- _Exercise instructions_:
• 1. In the forum thread about MKLivestatus status reporting, why does elondaits argue that MKLivestatus should not report a missing top app as a critical error?
• 2. Extend the forum thread about MKLivestatus status reporting, beginning after its last comment.

Notice the first row returned:

["supernova.mfo.de",2,1,"CRIT - CRITICAL - no running TOP app!"],

I consider that no top running app is a "normal(ish)" situation, not a critical error... it'd be better if the standard return could contemplate the fact that no app is running so I can parse critical errors as such and generate an error in the log.

PS: I'm parsing the return with a regexp, so we should have a well defined (documented, ideally) response... otherwise the regexp will break if something I've never seen before appears, like with this case.

malex984 commented 8 years ago

Well i think missing top GUI application must be a critical error on a station.

On a server i think we should monitor OMD server and your nodeJS back-end per heartbeat.

How do you get the host status? I will look into adding more Business Intelligence (see https://mathias-kettner.de/checkmk_bi.html) to reflect the framework health better...

elondaits commented 8 years ago

It's not a critical error from the viewpoint of MKLivestatus, so it shouldn't report it as such. MKLivestatus doesn't know about GUI applications, exhibits, etc... it's further down the path, in dockapp, where there's a configuration that states "what things should look like", that the status reported by MKLivestatus can be interpreted as an error. Case in point: Right now it's reporting a critical error that is not a critical error so I had to add a special case to my code saying "this is not a critical error, don't log it or throw an exception, and instead report no app is running"...

... If no top app is running in a station that's what I should report: "there's no app running here"... not shutdown the system because there's a critical error.

elondaits commented 8 years ago

PS: I get host info through

GET hosts
Columns: name state state_type
OutputFormat: json
ColumnHeaders: on
elondaits commented 8 years ago

To make it clearer: My current query to MKLivestatus means "Tell me which top apps are running in the stations and their status"... so "no app" is a valid answer I can see what to do with. It's better for me to have an answer I can parse and interpret instead of a "critical error" with a human readable message that could be anything.

It's as if you were querying a database with valid SQL and instead of getting an empty recordset because there are no matching records you got a critical error. Sometimes an empty result is a valid result.

malex984 commented 8 years ago

The idea is that OMD knows about the dockapp-specific checks and is supposed to derive the host status on it's own. Current logic is that there must be a single running GUI application on each station.

- _Dataset content_:
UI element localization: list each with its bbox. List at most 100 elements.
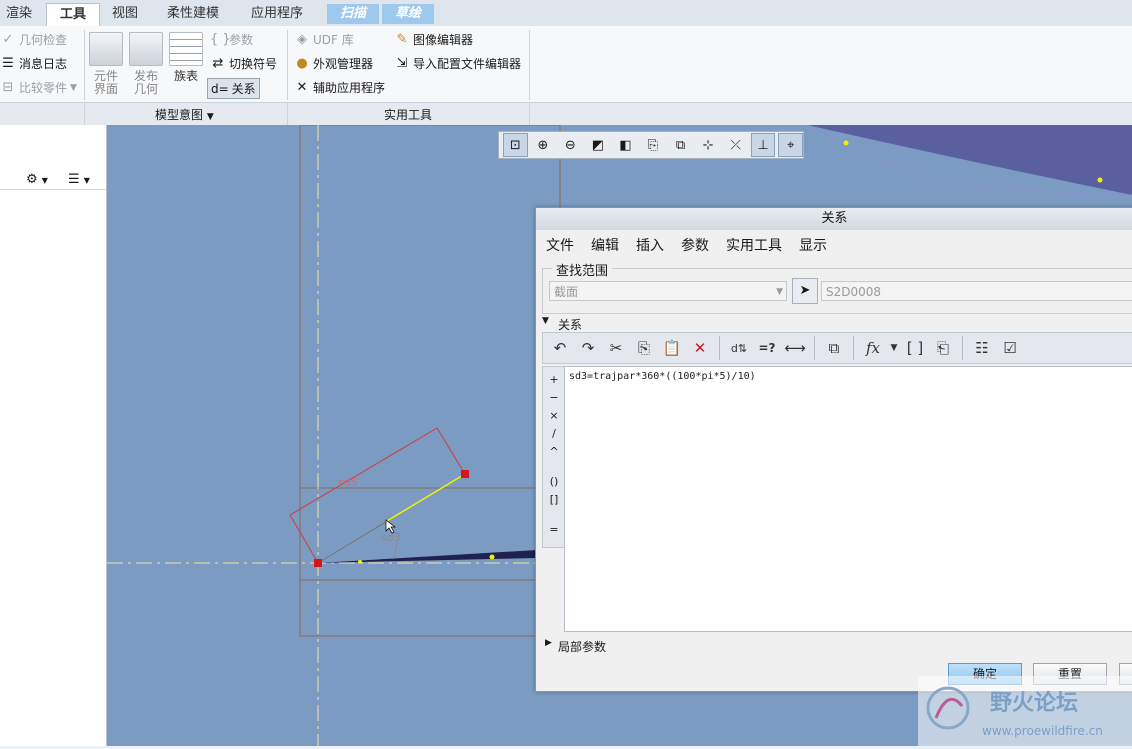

- _Results for each task_:
• 1. MKLivestatus has no knowledge of GUI applications or exhibits. Only dockapp, further down the path, holds the configuration stating "what things should look like," so only there can the reported status be interpreted as an error.

• 2.
Note that supernova is currently commented out in the STATIONS/list - it should not be visible via your UI (at least by default). Also there may be other monitored agents at OMD (not listed in the list). But all the listed stations (excluding the commented-out) must be monitored via OMD under the same host-name (== station_id from their corresponding station.cfg)

elondaits commented 8 years ago

That assumes:

But AT LEAST I ask:

Give me an error code for "no top app" instead of a generic critical error. I can parse and interpret an error code. Right now I have a line in my code that reads:

    if (station.app_id === 'CRIT - CRITICAL - no running TOP app!') {
      // handle the case
    } 

and that's unacceptable for something new (not legacy) we're developing ourselves. It makes no sense I'm parsing an arbitrary human readable string to handle an error condition I can understand and work around and inform the user of, instead of having to say "There's something wrong... either it's on fire or no top app running".

malex984 commented 6 years ago

I am pretty sure that the critical state of a service is indicated via service check state... But it should also be possible to get the plugin exit codes or check the beginning of plugin output message for the following prefixes:

0 OK
1 WARN
2 CRIT 3 UNKN

dockapp_top1 (or hilbert_top1) can possibly have the following outputs:

OK - TOP: .... WARNING - \d+ TOPs: ... CRITICAL - no running TOP app! CRITICAL - cannot determine TOP app's info

elondaits commented 6 years ago

Here's a TL;DR for you:

The system starts and stops stations, so at some points in its normal operation stations won't have any top app running. This should not be informed as a critical error, because it's normal.

The state is informed through an ID, a prefix, and a human readable message. Currently I need to parse the third thing to know I must ignore the "critical" error. That's bad.